# Start of SOURCE EXTRACT
Friday, May 16, 2008

Today I am a Lucky Bastard

I know I have whined on here before about my aparents' complete and utter apathy about my upcoming graduation and how my feelings were so hurt...but get this.

They arrived here this afternoon for graduation #2, two days after my fuzzy rat mother left. Which felt strange in itself for all kinds of reasons. Anyway, my son and I met them at their hotel and we all went out for dinner and were drinking margaritas and...

They were DIFFERENT....like in a good way.

They actually were asking about school, what I was doing, about my friends, and said several times that they were PROUD OF ME. Yes, that's right. They said they were PROUD OF ME. Both of them. I was speechless. We're talking VERY significant words here. I haven't heard those words for at least 20 years.
# End of SOURCE EXTRACT
# Start of GIVEN ENTRIES
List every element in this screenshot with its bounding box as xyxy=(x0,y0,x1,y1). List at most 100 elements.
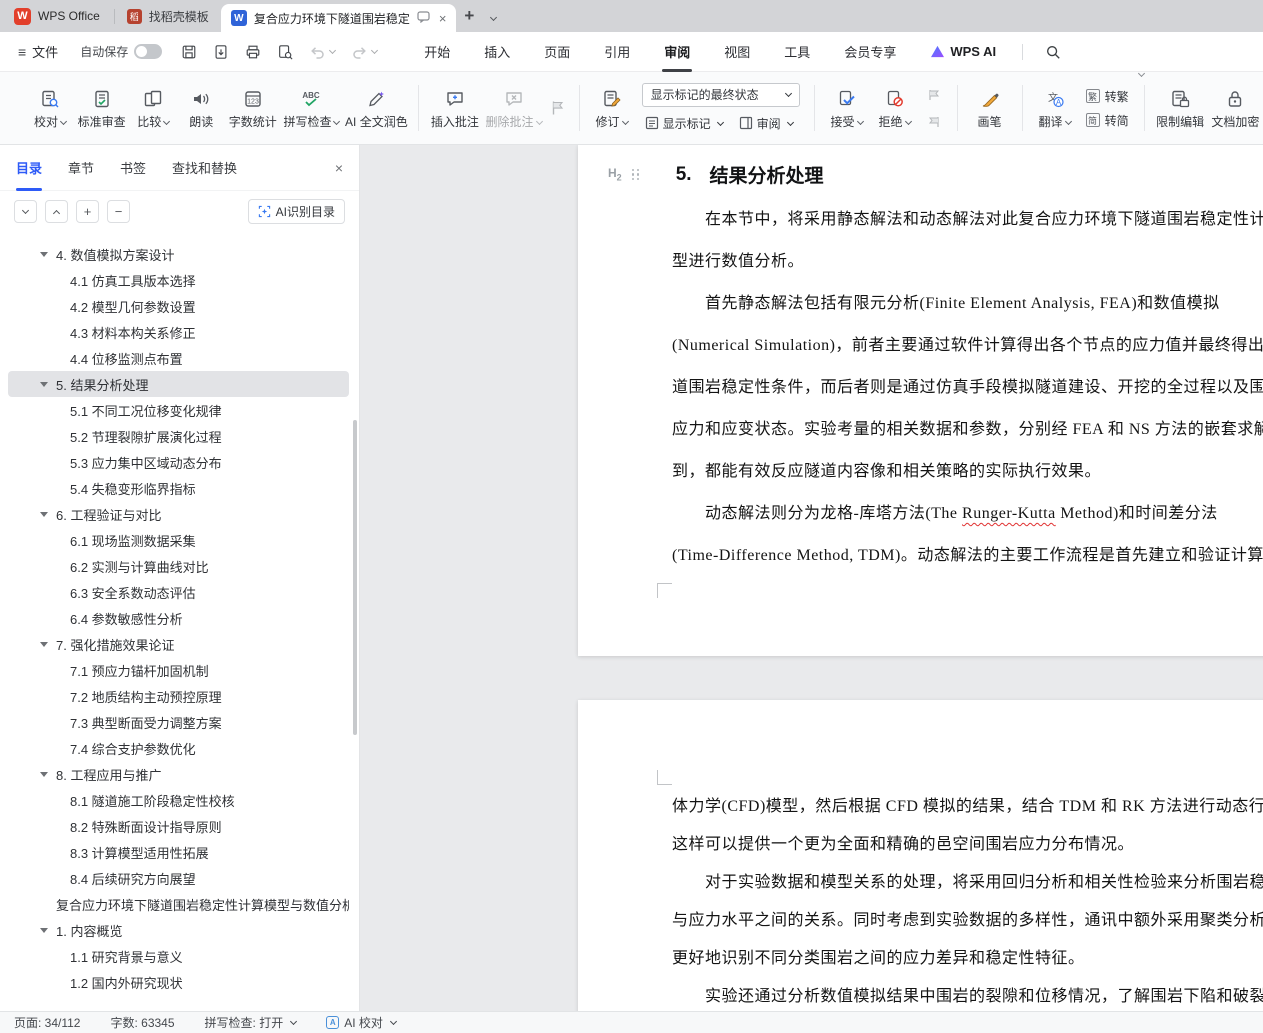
insert-comment-button[interactable]: 插入批注 xyxy=(427,82,482,134)
sidebar-scrollbar[interactable] xyxy=(353,420,357,735)
heading-text[interactable]: 结果分析处理 xyxy=(710,161,824,188)
spell-error-text[interactable]: Runger-Kutta xyxy=(962,505,1056,522)
toc-item[interactable]: 4.2 模型几何参数设置 xyxy=(8,293,349,319)
menu-item-4[interactable]: 审阅 xyxy=(664,42,690,61)
expand-arrow-icon[interactable] xyxy=(40,252,48,257)
toc-item[interactable]: 8. 工程应用与推广 xyxy=(8,761,349,787)
doc-line[interactable]: 首先静态解法包括有限元分析(Finite Element Analysis, F… xyxy=(672,283,1263,325)
print-preview-button[interactable] xyxy=(274,41,296,63)
toc-item[interactable]: 6.2 实测与计算曲线对比 xyxy=(8,553,349,579)
wps-home-tab[interactable]: W WPS Office xyxy=(0,0,114,32)
undo-button[interactable] xyxy=(306,42,338,62)
comment-navigate-button[interactable] xyxy=(545,95,571,121)
expand-arrow-icon[interactable] xyxy=(40,928,48,933)
ai-polish-button[interactable]: AI 全文润色 xyxy=(342,82,410,134)
status-word-count[interactable]: 字数: 63345 xyxy=(110,1014,174,1031)
toc-item[interactable]: 4.3 材料本构关系修正 xyxy=(8,319,349,345)
to-simplified-button[interactable]: 简 转简 xyxy=(1083,111,1132,130)
group-more-chevron[interactable] xyxy=(1137,69,1146,78)
marks-state-dropdown[interactable]: 显示标记的最终状态 xyxy=(641,82,800,107)
read-aloud-button[interactable]: 朗读 xyxy=(177,82,225,134)
expand-arrow-icon[interactable] xyxy=(40,382,48,387)
status-page-info[interactable]: 页面: 34/112 xyxy=(14,1014,80,1031)
toc-item[interactable]: 6.3 安全系数动态评估 xyxy=(8,579,349,605)
pane-close-icon[interactable]: × xyxy=(335,160,343,176)
tab-close-icon[interactable]: × xyxy=(439,12,447,25)
translate-button[interactable]: 文A 翻译 xyxy=(1031,82,1079,134)
print-button[interactable] xyxy=(242,41,264,63)
menu-item-6[interactable]: 工具 xyxy=(784,42,810,61)
export-pdf-button[interactable] xyxy=(210,41,232,63)
doc-line[interactable]: 与应力水平之间的关系。同时考虑到实验数据的多样性，通讯中额外采用聚类分析法 xyxy=(672,902,1263,940)
expand-all-button[interactable]: + xyxy=(76,199,99,223)
toc-item[interactable]: 7.1 预应力锚杆加固机制 xyxy=(8,657,349,683)
expand-arrow-icon[interactable] xyxy=(40,642,48,647)
toc-item[interactable]: 7. 强化措施效果论证 xyxy=(8,631,349,657)
ai-proofread-toggle[interactable]: A AI 校对 xyxy=(326,1014,397,1031)
accept-revision-button[interactable]: 接受 xyxy=(823,82,871,134)
doc-line[interactable]: (Numerical Simulation)，前者主要通过软件计算得出各个节点的… xyxy=(672,325,1263,367)
collapse-all-button[interactable]: − xyxy=(107,199,130,223)
previous-revision-button[interactable] xyxy=(923,84,945,106)
toc-item[interactable]: 复合应力环境下隧道围岩稳定性计算模型与数值分析... xyxy=(8,891,349,917)
wps-ai-button[interactable]: WPS AI xyxy=(930,44,996,59)
tab-list-chevron[interactable] xyxy=(482,9,502,24)
file-menu-button[interactable]: ≡ 文件 xyxy=(0,42,70,61)
redo-button[interactable] xyxy=(348,42,380,62)
toc-item[interactable]: 1.2 国内外研究现状 xyxy=(8,969,349,995)
proofread-button[interactable]: 校对 xyxy=(26,82,74,134)
expand-arrow-icon[interactable] xyxy=(40,512,48,517)
toc-item[interactable]: 7.3 典型断面受力调整方案 xyxy=(8,709,349,735)
toc-item[interactable]: 6.4 参数敏感性分析 xyxy=(8,605,349,631)
heading-number[interactable]: 5. xyxy=(676,164,692,186)
tab-bookmarks[interactable]: 书签 xyxy=(120,158,146,177)
chevron-down-button[interactable] xyxy=(14,199,37,223)
doc-line[interactable]: 应力和应变状态。实验考量的相关数据和参数，分别经 FEA 和 NS 方法的嵌套求… xyxy=(672,409,1263,451)
save-button[interactable] xyxy=(178,41,200,63)
document-tab[interactable]: W 复合应力环境下隧道围岩稳定 × xyxy=(220,4,457,32)
toc-item[interactable]: 4.1 仿真工具版本选择 xyxy=(8,267,349,293)
toc-item[interactable]: 1.1 研究背景与意义 xyxy=(8,943,349,969)
standard-review-button[interactable]: 标准审查 xyxy=(74,82,129,134)
toc-item[interactable]: 8.1 隧道施工阶段稳定性校核 xyxy=(8,787,349,813)
search-icon[interactable] xyxy=(1045,44,1061,60)
doc-line[interactable]: 型进行数值分析。 xyxy=(672,241,1263,283)
doc-line[interactable]: 实验还通过分析数值模拟结果中围岩的裂隙和位移情况，了解围岩下陷和破裂的 xyxy=(672,978,1263,1011)
toc-item[interactable]: 6. 工程验证与对比 xyxy=(8,501,349,527)
docer-template-tab[interactable]: 稻 找稻壳模板 xyxy=(115,0,221,32)
tab-sections[interactable]: 章节 xyxy=(68,158,94,177)
toc-item[interactable]: 5.3 应力集中区域动态分布 xyxy=(8,449,349,475)
tab-find-replace[interactable]: 查找和替换 xyxy=(172,158,237,177)
show-marks-button[interactable]: 显示标记 xyxy=(642,113,726,134)
doc-line[interactable]: 对于实验数据和模型关系的处理，将采用回归分析和相关性检验来分析围岩稳定 xyxy=(672,864,1263,902)
toc-item[interactable]: 8.3 计算模型适用性拓展 xyxy=(8,839,349,865)
delete-comment-button[interactable]: 删除批注 xyxy=(482,82,544,134)
doc-line[interactable]: 在本节中，将采用静态解法和动态解法对此复合应力环境下隧道围岩稳定性计算模 xyxy=(672,199,1263,241)
doc-line[interactable]: 体力学(CFD)模型，然后根据 CFD 模拟的结果，结合 TDM 和 RK 方法… xyxy=(672,788,1263,826)
toc-item[interactable]: 4. 数值模拟方案设计 xyxy=(8,241,349,267)
doc-line[interactable]: 道围岩稳定性条件，而后者则是通过仿真手段模拟隧道建设、开挖的全过程以及围岩的 xyxy=(672,367,1263,409)
menu-item-7[interactable]: 会员专享 xyxy=(844,42,896,61)
toc-item[interactable]: 7.2 地质结构主动预控原理 xyxy=(8,683,349,709)
toc-item[interactable]: 8.2 特殊断面设计指导原则 xyxy=(8,813,349,839)
new-tab-button[interactable]: + xyxy=(456,6,482,26)
word-count-button[interactable]: 123 字数统计 xyxy=(225,82,280,134)
comment-bubble-icon[interactable] xyxy=(417,10,430,26)
doc-line[interactable]: 到，都能有效反应隧道内容像和相关策略的实际执行效果。 xyxy=(672,451,1263,493)
doc-line[interactable]: 这样可以提供一个更为全面和精确的邑空间围岩应力分布情况。 xyxy=(672,826,1263,864)
chevron-up-button[interactable] xyxy=(45,199,68,223)
menu-item-2[interactable]: 页面 xyxy=(544,42,570,61)
toc-item[interactable]: 1. 内容概览 xyxy=(8,917,349,943)
compare-button[interactable]: 比较 xyxy=(129,82,177,134)
menu-item-5[interactable]: 视图 xyxy=(724,42,750,61)
doc-line[interactable]: 动态解法则分为龙格-库塔方法(The Runger-Kutta Method)和… xyxy=(672,493,1263,535)
autosave-control[interactable]: 自动保存 xyxy=(80,43,163,60)
restrict-edit-button[interactable]: 限制编辑 xyxy=(1153,82,1208,134)
toc-item[interactable]: 4.4 位移监测点布置 xyxy=(8,345,349,371)
menu-item-3[interactable]: 引用 xyxy=(604,42,630,61)
spell-check-button[interactable]: ABC 拼写检查 xyxy=(280,82,342,134)
spell-check-toggle[interactable]: 拼写检查: 打开 xyxy=(205,1014,298,1031)
toc-item[interactable]: 6.1 现场监测数据采集 xyxy=(8,527,349,553)
menu-item-0[interactable]: 开始 xyxy=(424,42,450,61)
autosave-toggle[interactable] xyxy=(134,44,163,59)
# End of GIVEN ENTRIES
▶ TASKS FOR THIS EXERCISE:
[A] According to the blog post, where did the writer and the writer's son meet the parents?
[B] Copy word for word everything in the blog post from "They were DIFFERENT....like" down to "least 20 years.".
[C] List everything the blog post says the parents asked about at dinner.

▶ COMPLETED EXERCISE:
[A] At their hotel.

[B]
They were DIFFERENT....like in a good way.

They actually were asking about school, what I was doing, about my friends, and said several times that they were PROUD OF ME. Yes, that's right. They said they were PROUD OF ME. Both of them. I was speechless. We're talking VERY significant words here. I haven't heard those words for at least 20 years.

[C] School, what the writer was doing, and the writer's friends.